The Fly at the Window

I sit down this morning at my spot at Ugly Mugs.

A fly is at the window.

You can often see flies who have been trapped in a room at the windows. They’ve come in accidentally, with the draft, enticed by the smells, or just sucked up in the rush of air—however they get in these spaces, they do, and then they get stuck.

They can’t find a way out.

You can look down at the ground and see the discarded corpses at the bases of the windows and windowsills. They are the carcasses of flies past that ended up trapped at the window, unable to find freedom. The really sad part about it, the part that jerks your heartstrings and brings you to pity, if you are so able to care about the plight of a lowly housefly, is that they surely could not understand why they were trapped.

They do not know about glass.

Glass is an artificial construct that we have learned how to create and adopt in our human world. But insects, birds, nothing in the animal world really evolved to understand glass.

DATA PROVIDED:
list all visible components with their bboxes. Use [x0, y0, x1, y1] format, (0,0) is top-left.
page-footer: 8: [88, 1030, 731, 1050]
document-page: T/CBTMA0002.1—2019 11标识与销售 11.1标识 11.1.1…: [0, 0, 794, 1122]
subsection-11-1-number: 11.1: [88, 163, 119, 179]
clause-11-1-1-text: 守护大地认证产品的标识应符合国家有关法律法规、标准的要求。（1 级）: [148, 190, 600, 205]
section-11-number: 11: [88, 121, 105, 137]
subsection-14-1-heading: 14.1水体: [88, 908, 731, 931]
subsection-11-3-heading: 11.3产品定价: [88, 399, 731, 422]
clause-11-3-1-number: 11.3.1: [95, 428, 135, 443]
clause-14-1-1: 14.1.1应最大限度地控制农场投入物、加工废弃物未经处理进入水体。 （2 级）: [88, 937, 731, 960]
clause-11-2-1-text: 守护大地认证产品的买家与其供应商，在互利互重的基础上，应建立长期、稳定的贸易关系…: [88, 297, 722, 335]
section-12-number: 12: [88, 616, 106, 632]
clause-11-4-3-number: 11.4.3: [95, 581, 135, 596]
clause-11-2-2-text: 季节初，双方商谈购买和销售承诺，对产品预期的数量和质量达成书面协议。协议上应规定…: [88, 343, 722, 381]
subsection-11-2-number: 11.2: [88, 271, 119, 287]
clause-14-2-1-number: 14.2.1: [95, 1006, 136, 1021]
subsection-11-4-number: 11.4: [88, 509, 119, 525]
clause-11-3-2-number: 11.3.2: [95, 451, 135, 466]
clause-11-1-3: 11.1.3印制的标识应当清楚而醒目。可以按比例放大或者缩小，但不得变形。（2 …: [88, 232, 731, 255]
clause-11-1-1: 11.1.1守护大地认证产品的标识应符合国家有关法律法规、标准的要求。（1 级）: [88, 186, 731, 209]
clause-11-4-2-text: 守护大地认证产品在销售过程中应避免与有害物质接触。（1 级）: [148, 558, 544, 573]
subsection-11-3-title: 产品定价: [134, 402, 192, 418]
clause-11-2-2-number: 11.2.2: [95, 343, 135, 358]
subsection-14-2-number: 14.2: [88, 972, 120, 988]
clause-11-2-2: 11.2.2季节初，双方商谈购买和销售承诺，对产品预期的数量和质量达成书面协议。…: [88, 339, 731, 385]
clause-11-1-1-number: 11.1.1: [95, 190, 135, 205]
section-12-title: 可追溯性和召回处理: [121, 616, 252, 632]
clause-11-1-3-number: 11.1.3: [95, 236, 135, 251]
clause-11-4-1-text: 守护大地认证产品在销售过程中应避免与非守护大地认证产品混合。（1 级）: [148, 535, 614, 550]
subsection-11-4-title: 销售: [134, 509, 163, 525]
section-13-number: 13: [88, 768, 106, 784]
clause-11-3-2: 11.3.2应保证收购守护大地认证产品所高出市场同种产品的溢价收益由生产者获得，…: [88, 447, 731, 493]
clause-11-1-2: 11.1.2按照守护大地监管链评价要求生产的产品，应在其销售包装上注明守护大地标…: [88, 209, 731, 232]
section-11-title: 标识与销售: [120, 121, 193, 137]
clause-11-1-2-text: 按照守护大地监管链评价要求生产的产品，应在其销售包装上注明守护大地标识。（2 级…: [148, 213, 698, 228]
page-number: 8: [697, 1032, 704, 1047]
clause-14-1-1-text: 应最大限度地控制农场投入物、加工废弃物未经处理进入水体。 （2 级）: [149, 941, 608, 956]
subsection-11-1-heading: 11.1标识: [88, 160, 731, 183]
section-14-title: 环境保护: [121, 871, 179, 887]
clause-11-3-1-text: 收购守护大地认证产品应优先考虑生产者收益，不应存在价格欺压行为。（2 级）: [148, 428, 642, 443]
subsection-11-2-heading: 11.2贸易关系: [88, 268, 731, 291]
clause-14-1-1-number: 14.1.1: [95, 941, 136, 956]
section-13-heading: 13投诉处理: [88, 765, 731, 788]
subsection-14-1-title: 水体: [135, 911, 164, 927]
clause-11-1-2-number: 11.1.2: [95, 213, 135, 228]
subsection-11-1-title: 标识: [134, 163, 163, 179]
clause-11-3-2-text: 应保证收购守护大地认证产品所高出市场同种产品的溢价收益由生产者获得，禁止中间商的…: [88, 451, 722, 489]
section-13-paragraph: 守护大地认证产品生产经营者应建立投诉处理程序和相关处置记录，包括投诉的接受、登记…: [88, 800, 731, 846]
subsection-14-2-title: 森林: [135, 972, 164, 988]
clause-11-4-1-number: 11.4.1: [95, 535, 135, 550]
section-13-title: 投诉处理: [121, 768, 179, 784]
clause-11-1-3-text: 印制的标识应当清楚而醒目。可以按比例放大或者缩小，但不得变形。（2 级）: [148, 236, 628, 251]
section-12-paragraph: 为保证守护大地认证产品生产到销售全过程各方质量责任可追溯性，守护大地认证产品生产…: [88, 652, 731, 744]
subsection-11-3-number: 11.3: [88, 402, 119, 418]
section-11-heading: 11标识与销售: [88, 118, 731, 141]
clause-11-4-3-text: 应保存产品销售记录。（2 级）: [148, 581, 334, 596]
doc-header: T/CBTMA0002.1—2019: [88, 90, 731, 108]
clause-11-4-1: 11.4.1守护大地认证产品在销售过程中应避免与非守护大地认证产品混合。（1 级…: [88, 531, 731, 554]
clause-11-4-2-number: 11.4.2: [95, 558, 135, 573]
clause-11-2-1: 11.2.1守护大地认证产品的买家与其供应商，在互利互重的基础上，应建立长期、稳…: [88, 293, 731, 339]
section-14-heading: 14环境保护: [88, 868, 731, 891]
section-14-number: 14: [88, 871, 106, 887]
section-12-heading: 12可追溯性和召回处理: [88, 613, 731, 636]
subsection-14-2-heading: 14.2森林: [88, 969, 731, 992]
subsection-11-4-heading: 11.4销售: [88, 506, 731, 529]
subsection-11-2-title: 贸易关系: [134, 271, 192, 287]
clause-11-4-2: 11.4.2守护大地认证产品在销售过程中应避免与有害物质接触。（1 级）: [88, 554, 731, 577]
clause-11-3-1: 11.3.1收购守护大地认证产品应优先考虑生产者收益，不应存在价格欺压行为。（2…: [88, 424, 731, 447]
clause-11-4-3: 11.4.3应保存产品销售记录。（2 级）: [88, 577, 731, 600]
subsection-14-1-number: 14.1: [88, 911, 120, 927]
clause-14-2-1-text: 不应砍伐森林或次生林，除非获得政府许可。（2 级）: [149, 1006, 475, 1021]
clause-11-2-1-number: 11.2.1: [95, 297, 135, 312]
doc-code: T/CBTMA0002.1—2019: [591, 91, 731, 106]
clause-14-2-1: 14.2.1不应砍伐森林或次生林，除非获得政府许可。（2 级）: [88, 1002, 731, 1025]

...

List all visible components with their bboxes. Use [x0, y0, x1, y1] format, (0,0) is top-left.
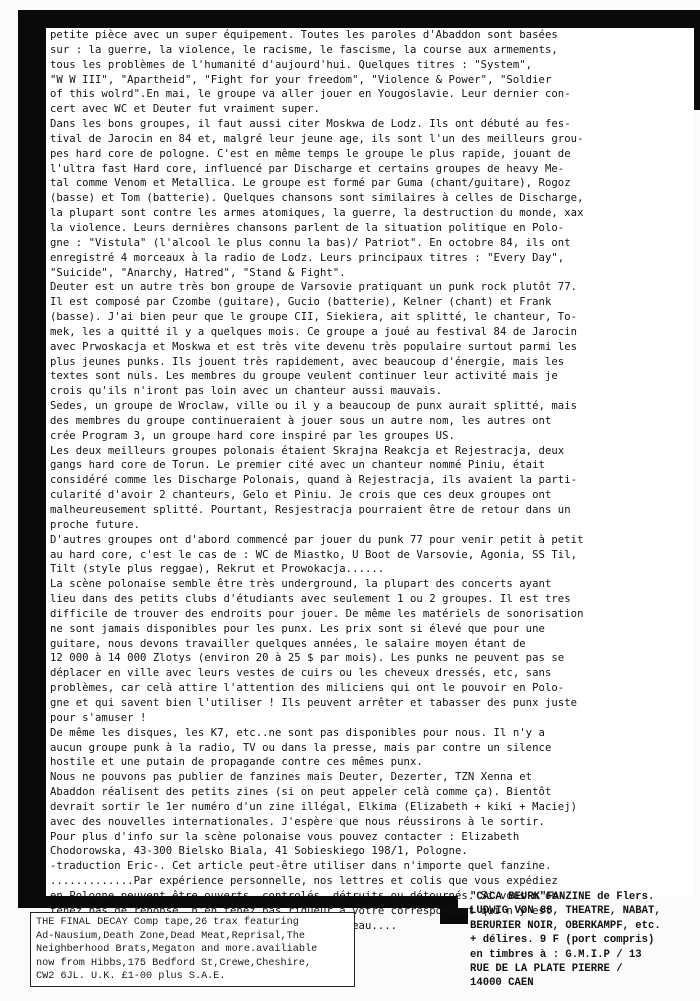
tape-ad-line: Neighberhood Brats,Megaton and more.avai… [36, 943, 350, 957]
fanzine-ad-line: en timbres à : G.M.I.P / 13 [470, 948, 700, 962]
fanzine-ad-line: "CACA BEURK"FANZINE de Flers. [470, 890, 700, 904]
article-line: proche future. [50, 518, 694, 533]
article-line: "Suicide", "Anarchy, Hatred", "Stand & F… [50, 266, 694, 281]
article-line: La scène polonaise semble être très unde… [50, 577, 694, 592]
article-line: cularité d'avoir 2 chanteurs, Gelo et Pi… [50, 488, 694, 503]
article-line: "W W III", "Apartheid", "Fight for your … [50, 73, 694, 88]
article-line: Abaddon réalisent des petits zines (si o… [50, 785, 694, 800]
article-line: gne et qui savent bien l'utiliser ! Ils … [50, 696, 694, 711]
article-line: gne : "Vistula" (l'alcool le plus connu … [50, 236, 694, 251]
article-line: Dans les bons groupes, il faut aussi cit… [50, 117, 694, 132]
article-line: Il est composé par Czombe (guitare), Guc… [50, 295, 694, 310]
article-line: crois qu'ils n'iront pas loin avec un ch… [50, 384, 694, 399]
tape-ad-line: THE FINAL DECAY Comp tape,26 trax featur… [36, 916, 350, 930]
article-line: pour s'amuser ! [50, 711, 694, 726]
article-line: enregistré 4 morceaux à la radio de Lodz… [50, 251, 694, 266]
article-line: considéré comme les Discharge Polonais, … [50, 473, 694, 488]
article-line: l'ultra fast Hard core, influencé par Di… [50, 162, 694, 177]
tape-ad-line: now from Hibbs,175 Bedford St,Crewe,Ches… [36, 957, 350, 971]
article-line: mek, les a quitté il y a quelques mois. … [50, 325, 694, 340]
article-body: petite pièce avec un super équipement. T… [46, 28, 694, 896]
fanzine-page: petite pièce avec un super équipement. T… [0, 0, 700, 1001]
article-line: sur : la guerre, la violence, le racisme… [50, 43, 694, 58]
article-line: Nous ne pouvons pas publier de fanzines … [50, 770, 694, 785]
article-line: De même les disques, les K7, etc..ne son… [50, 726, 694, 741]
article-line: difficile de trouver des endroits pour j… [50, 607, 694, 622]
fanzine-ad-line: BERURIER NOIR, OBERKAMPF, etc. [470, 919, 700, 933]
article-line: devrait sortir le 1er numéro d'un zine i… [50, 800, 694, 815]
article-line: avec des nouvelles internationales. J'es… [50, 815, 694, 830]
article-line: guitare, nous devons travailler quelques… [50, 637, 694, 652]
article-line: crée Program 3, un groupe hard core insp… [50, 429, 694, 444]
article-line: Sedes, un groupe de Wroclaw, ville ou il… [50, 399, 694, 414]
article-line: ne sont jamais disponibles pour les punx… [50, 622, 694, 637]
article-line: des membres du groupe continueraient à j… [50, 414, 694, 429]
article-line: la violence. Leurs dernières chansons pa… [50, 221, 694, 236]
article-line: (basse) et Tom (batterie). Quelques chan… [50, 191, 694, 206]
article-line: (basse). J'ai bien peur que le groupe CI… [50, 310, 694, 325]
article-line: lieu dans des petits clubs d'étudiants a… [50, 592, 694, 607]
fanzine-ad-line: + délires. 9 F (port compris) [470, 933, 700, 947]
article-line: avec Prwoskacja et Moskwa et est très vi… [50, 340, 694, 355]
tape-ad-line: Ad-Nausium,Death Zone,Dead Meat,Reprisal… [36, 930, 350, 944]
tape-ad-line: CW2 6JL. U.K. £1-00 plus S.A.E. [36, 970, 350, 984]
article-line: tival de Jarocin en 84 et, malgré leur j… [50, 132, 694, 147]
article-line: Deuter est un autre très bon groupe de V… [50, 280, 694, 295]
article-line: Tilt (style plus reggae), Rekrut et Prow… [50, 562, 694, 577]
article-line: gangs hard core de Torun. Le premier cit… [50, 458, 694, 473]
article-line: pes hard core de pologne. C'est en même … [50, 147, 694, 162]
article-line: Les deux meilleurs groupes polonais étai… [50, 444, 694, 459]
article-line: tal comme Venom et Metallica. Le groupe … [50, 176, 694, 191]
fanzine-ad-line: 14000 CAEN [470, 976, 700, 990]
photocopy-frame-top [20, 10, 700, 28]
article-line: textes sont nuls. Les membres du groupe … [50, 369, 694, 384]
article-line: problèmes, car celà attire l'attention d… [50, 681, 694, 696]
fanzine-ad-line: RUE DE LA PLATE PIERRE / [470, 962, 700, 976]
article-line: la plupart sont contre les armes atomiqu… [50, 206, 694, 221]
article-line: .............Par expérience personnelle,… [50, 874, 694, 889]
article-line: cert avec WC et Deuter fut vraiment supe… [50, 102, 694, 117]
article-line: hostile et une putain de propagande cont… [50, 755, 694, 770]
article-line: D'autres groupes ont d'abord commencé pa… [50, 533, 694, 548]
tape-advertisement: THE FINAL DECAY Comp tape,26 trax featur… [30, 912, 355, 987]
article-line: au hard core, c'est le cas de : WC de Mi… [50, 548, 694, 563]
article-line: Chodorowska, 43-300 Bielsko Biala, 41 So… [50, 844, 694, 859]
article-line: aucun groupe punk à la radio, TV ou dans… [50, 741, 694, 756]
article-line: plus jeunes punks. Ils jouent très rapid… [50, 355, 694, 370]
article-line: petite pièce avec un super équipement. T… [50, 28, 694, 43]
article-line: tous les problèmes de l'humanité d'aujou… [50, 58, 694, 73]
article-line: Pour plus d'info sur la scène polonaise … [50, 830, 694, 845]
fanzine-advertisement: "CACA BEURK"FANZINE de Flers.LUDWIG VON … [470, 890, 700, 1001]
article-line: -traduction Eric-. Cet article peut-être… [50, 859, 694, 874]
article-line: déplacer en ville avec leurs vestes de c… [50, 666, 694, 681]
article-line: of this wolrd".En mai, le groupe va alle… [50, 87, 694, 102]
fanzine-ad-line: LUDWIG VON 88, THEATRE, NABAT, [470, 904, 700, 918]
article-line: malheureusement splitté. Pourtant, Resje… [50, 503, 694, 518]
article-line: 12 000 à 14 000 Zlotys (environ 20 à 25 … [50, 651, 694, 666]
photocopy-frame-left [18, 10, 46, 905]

OBJECTIVE:
Answer these questions about the fly at the window text:
(a) Where does the narrator sit down this morning?
(b) What can be seen at the bases of the windows and windowsills?
(c) What does the text say flies do not know about?
The records are separate material and have no connection to the text about the fly.

FINAL ANSWER:
(a) At the narrator's spot at Ugly Mugs.
(b) The discarded corpses of flies that ended up trapped at the window.
(c) Glass.